> _DIRECTIVE_:
Which lines have the string "type"? Copy all of them from the entries below.

> _SUPPLIED RECORDS_:
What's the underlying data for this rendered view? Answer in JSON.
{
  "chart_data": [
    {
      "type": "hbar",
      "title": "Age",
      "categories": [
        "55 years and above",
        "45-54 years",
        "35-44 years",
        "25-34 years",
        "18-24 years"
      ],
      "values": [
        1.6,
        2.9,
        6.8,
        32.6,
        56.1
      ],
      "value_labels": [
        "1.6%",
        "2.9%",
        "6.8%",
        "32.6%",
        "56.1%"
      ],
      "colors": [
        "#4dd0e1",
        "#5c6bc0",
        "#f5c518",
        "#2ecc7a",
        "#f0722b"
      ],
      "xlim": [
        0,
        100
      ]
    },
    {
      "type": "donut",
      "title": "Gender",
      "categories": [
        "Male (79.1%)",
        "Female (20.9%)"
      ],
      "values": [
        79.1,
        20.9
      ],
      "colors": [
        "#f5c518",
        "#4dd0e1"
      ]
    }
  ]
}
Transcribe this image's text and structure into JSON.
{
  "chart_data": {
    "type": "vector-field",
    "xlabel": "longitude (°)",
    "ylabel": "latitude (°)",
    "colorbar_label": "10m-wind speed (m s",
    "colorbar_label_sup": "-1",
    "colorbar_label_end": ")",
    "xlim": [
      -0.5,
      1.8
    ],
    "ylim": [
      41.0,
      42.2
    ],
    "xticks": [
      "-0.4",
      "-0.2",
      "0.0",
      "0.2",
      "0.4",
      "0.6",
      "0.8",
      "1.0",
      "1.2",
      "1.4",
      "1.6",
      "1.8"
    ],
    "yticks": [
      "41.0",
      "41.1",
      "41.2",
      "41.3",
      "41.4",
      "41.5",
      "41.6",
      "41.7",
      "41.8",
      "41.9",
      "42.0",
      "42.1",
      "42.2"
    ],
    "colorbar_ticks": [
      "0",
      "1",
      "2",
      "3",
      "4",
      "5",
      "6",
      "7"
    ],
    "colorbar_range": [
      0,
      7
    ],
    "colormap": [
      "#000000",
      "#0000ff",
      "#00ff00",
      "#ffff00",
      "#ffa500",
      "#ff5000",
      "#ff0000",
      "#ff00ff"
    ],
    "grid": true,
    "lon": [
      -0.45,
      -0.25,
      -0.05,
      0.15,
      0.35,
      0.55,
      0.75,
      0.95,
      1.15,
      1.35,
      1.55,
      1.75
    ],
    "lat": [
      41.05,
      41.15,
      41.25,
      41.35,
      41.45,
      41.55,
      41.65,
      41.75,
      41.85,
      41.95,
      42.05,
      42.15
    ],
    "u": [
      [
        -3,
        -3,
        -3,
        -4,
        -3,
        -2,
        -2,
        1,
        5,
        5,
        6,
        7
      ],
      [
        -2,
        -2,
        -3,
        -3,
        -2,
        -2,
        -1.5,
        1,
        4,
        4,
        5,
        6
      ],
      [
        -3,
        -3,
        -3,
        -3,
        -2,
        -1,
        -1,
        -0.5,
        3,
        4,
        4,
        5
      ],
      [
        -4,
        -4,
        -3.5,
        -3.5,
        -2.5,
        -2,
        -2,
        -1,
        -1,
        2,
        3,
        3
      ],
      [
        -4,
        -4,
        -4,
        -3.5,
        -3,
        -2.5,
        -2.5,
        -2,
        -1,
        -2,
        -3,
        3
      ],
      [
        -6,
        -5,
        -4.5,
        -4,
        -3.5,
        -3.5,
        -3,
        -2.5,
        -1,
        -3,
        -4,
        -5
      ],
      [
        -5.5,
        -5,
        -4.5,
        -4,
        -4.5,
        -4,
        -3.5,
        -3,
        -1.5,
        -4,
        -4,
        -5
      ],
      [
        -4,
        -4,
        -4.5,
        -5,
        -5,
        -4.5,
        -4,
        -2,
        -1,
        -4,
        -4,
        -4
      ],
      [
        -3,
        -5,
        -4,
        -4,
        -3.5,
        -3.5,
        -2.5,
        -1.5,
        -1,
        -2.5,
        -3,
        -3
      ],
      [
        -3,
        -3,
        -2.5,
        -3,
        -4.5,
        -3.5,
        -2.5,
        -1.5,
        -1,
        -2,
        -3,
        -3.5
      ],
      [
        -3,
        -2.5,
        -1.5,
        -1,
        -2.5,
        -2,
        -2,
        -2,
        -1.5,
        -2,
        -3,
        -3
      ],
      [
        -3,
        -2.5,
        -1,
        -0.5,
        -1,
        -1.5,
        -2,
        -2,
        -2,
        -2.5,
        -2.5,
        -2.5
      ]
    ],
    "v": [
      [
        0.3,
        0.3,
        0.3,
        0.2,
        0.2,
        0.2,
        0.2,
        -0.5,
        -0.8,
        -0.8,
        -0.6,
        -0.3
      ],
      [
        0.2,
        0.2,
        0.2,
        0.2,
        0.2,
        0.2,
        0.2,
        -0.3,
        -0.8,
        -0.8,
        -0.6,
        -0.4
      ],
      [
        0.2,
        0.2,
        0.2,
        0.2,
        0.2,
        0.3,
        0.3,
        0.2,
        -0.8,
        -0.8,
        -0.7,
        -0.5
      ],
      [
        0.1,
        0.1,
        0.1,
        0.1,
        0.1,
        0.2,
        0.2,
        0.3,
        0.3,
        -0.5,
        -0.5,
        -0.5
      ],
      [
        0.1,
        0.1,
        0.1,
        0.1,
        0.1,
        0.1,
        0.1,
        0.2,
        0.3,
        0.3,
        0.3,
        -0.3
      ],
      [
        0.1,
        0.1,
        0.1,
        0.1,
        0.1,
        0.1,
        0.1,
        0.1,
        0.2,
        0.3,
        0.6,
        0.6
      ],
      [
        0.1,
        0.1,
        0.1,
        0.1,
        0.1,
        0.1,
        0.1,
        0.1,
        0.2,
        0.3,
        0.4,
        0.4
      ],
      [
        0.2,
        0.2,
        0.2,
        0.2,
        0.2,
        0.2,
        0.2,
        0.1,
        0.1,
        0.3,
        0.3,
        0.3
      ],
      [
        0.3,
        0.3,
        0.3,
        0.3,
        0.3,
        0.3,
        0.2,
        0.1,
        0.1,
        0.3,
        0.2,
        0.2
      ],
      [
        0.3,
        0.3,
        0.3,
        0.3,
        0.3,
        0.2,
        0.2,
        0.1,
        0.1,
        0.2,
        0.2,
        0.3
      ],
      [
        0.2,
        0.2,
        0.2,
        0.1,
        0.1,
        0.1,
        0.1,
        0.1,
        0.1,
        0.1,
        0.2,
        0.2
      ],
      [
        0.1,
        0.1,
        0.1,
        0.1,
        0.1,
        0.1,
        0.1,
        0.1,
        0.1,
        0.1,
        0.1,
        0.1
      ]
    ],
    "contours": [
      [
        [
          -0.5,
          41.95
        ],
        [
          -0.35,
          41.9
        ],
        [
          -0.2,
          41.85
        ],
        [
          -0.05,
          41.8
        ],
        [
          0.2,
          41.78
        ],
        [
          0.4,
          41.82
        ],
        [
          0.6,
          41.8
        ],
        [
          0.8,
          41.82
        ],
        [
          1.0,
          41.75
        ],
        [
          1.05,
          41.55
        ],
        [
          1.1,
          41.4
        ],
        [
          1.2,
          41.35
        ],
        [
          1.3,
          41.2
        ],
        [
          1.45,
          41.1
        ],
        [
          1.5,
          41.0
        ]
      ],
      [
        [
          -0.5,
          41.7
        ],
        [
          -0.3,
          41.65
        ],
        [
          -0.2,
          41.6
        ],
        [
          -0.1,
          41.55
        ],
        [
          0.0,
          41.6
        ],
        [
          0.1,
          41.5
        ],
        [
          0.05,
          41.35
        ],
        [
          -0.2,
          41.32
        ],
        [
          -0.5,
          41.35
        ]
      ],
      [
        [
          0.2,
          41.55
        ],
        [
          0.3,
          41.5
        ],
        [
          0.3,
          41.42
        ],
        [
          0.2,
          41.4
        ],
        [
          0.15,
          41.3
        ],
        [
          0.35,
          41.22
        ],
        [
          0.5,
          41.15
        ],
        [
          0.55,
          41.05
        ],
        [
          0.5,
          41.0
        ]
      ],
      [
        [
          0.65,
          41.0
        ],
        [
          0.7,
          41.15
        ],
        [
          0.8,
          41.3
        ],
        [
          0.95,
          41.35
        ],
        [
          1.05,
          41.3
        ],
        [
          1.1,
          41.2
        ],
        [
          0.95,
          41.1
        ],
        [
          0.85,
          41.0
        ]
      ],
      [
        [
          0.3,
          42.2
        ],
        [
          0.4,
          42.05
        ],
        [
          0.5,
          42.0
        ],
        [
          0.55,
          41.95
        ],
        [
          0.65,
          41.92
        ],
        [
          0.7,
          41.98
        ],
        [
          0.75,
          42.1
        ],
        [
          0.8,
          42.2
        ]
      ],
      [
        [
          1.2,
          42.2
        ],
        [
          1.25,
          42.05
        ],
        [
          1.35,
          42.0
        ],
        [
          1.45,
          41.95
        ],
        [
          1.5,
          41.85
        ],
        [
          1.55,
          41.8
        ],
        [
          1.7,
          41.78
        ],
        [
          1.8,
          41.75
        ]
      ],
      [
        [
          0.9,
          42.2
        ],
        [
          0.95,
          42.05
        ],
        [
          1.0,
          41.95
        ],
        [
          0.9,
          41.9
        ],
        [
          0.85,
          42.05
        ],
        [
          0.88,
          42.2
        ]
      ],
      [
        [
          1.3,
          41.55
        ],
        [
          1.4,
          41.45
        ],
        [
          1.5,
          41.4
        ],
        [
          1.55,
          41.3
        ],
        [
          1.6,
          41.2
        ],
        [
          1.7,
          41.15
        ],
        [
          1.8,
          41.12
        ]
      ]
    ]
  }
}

> _THE OUTPUT_:
      "type": "hbar",
      "type": "donut",
    "type": "vector-field",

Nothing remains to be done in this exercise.